- What you are asked to do:
The records below are to be repeated in full, exactly as they are.

- Data for processing:
· · · · ·

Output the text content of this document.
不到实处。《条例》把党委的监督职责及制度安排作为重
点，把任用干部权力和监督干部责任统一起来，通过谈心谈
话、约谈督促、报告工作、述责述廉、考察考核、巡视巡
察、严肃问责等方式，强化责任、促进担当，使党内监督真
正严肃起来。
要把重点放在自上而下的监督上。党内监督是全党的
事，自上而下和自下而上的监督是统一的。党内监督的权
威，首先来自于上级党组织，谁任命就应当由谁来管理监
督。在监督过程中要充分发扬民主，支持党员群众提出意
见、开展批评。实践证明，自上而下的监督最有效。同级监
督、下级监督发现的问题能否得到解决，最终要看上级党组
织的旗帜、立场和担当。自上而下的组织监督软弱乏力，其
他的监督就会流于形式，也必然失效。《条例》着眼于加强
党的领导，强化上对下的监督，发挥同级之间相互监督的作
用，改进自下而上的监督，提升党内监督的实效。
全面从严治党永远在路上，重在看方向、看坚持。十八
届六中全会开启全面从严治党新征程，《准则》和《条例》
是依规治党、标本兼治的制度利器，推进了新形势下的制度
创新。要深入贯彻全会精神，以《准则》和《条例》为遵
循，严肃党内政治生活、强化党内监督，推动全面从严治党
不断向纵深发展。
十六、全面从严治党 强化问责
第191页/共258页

· · · · ·

- Task answer:
Output the text content of this document.
不到实处。《条例》把党委的监督职责及制度安排作为重
点，把任用干部权力和监督干部责任统一起来，通过谈心谈
话、约谈督促、报告工作、述责述廉、考察考核、巡视巡
察、严肃问责等方式，强化责任、促进担当，使党内监督真
正严肃起来。
要把重点放在自上而下的监督上。党内监督是全党的
事，自上而下和自下而上的监督是统一的。党内监督的权
威，首先来自于上级党组织，谁任命就应当由谁来管理监
督。在监督过程中要充分发扬民主，支持党员群众提出意
见、开展批评。实践证明，自上而下的监督最有效。同级监
督、下级监督发现的问题能否得到解决，最终要看上级党组
织的旗帜、立场和担当。自上而下的组织监督软弱乏力，其
他的监督就会流于形式，也必然失效。《条例》着眼于加强
党的领导，强化上对下的监督，发挥同级之间相互监督的作
用，改进自下而上的监督，提升党内监督的实效。
全面从严治党永远在路上，重在看方向、看坚持。十八
届六中全会开启全面从严治党新征程，《准则》和《条例》
是依规治党、标本兼治的制度利器，推进了新形势下的制度
创新。要深入贯彻全会精神，以《准则》和《条例》为遵
循，严肃党内政治生活、强化党内监督，推动全面从严治党
不断向纵深发展。
十六、全面从严治党 强化问责
第191页/共258页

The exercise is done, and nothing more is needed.